--- begin ---

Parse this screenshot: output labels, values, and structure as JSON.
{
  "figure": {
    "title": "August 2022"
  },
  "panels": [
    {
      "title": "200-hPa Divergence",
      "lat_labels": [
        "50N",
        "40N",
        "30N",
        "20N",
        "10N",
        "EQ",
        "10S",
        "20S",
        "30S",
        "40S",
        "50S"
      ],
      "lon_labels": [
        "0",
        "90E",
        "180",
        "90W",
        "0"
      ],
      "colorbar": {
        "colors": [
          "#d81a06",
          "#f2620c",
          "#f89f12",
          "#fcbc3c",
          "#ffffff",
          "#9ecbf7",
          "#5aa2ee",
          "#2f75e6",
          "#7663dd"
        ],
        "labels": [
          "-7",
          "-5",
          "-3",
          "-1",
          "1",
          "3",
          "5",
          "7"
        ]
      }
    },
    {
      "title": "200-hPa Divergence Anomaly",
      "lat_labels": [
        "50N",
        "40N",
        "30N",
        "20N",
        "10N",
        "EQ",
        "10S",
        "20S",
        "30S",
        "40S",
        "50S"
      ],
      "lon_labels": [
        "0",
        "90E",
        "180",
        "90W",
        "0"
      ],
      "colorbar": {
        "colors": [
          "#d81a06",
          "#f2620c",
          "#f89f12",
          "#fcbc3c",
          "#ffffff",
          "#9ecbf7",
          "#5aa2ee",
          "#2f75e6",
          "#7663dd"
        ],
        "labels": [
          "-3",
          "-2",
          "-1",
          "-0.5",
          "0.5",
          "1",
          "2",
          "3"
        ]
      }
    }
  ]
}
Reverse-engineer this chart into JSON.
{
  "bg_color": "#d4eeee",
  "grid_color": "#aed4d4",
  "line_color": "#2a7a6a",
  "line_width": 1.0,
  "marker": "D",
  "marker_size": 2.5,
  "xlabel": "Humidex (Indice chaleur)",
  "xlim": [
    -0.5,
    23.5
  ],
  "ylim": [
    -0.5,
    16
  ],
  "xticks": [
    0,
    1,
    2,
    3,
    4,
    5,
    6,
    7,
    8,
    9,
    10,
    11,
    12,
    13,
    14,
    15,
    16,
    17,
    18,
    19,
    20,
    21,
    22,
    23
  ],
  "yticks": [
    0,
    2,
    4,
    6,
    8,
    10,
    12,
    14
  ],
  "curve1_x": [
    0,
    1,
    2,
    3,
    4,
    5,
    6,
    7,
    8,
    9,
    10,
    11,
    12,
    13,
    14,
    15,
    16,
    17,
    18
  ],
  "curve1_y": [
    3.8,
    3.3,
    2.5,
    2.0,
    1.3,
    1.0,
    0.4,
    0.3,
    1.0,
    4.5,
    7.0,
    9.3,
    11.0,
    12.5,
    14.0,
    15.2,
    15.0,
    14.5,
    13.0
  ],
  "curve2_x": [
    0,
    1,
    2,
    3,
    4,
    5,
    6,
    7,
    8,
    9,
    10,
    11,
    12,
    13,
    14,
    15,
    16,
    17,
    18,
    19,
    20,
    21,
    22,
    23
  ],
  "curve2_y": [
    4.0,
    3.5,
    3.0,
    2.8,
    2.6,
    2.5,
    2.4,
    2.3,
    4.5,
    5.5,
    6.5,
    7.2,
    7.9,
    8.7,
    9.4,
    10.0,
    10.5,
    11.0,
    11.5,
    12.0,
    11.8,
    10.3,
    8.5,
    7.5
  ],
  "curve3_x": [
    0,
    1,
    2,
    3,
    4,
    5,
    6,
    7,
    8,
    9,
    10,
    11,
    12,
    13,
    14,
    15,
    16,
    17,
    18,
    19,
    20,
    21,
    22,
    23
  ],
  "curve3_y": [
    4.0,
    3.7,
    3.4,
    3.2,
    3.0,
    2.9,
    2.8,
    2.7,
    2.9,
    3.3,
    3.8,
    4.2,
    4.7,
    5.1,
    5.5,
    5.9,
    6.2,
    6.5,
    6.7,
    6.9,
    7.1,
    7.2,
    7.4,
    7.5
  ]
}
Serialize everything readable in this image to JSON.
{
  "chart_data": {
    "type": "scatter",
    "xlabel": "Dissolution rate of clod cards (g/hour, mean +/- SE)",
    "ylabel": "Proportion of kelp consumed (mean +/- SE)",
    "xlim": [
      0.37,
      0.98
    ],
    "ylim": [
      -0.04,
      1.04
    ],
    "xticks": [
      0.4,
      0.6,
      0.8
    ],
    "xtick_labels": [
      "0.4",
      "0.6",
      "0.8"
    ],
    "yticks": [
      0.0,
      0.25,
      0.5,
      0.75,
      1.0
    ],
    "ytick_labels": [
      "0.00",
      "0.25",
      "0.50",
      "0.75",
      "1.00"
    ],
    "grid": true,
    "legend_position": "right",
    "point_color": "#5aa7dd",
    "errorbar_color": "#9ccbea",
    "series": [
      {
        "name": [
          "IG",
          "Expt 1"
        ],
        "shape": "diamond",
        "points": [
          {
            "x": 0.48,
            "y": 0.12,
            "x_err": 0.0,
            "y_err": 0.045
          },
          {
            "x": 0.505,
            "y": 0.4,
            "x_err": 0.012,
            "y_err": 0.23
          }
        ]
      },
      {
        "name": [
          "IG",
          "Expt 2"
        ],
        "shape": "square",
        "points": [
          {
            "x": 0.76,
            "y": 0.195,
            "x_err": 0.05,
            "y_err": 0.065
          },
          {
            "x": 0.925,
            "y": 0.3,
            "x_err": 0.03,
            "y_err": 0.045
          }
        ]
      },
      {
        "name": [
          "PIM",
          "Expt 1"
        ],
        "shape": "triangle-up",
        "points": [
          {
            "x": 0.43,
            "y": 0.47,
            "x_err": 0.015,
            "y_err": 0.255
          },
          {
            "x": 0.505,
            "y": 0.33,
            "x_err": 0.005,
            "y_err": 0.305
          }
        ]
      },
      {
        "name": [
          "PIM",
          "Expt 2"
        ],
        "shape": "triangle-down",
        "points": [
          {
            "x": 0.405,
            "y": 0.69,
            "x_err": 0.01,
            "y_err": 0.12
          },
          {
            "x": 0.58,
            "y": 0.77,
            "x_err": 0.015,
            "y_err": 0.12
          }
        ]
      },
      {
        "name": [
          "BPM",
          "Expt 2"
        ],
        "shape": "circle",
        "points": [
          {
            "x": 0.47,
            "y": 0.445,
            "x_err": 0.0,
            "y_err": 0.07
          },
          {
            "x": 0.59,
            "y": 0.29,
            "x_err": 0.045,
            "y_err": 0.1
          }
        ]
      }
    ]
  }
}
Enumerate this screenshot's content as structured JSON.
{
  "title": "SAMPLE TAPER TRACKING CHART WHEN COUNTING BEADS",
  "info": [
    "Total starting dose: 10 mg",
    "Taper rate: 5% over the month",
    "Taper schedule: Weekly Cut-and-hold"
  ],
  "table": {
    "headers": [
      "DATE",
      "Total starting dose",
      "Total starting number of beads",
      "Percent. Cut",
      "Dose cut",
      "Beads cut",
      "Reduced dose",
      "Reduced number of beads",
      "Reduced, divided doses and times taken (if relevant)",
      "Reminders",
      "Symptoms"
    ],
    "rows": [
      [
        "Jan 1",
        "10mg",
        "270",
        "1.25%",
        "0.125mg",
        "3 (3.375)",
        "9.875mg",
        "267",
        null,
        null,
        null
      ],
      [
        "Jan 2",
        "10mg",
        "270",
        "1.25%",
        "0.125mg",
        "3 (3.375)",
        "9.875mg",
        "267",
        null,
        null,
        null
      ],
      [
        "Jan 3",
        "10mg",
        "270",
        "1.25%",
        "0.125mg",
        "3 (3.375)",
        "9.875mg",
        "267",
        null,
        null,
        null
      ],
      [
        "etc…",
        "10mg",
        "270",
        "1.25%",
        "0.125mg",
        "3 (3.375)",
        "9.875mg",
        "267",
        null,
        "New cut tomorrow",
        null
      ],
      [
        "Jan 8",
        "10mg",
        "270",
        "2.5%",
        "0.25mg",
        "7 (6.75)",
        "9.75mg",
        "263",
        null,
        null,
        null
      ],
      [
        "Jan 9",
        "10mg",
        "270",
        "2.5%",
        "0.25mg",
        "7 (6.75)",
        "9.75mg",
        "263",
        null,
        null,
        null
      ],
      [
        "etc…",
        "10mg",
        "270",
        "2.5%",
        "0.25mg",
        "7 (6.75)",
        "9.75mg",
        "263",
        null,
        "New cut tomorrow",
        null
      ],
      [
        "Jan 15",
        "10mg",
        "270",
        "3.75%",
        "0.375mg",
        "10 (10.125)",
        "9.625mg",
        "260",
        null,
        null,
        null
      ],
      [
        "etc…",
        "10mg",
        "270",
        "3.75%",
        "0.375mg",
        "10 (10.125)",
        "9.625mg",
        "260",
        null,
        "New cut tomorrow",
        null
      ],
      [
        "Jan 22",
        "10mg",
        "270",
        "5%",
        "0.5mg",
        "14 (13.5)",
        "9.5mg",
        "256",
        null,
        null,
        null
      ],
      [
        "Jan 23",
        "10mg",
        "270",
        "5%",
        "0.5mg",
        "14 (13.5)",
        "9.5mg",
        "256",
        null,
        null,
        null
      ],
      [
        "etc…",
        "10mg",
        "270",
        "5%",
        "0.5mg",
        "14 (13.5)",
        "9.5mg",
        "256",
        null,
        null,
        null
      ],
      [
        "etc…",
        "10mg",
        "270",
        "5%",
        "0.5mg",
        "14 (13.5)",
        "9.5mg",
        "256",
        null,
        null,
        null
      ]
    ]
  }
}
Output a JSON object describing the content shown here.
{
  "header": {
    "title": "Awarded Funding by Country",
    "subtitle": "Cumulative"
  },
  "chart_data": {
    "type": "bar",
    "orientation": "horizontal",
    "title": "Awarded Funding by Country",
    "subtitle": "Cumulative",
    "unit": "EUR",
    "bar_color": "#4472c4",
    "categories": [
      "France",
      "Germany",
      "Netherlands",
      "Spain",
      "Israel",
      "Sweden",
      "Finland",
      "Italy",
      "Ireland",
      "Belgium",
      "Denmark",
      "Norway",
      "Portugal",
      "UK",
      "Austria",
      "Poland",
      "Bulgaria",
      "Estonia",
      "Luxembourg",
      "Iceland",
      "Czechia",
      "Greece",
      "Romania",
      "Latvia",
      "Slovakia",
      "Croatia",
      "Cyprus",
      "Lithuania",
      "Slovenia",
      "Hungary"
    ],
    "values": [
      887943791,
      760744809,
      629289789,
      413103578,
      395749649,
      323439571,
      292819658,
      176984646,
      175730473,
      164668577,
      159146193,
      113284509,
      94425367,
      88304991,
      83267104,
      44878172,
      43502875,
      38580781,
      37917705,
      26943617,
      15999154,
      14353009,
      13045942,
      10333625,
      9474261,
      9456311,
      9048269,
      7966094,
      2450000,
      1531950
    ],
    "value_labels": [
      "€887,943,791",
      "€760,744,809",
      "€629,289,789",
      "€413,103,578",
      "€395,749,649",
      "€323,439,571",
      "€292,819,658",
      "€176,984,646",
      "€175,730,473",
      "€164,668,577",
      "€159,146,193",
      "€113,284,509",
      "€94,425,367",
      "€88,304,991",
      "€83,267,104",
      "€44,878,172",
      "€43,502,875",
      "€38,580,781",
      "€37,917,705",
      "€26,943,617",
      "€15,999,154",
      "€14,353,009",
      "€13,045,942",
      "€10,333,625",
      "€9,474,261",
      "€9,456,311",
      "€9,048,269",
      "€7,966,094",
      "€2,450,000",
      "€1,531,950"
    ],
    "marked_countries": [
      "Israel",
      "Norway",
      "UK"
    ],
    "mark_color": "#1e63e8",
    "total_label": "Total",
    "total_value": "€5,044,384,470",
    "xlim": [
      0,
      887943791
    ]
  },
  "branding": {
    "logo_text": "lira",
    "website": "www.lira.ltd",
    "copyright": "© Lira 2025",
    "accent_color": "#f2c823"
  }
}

--- end ---

Requirement:
Across the material above, count every line holding "content" and write down only the number.

Answer to the exercise:
2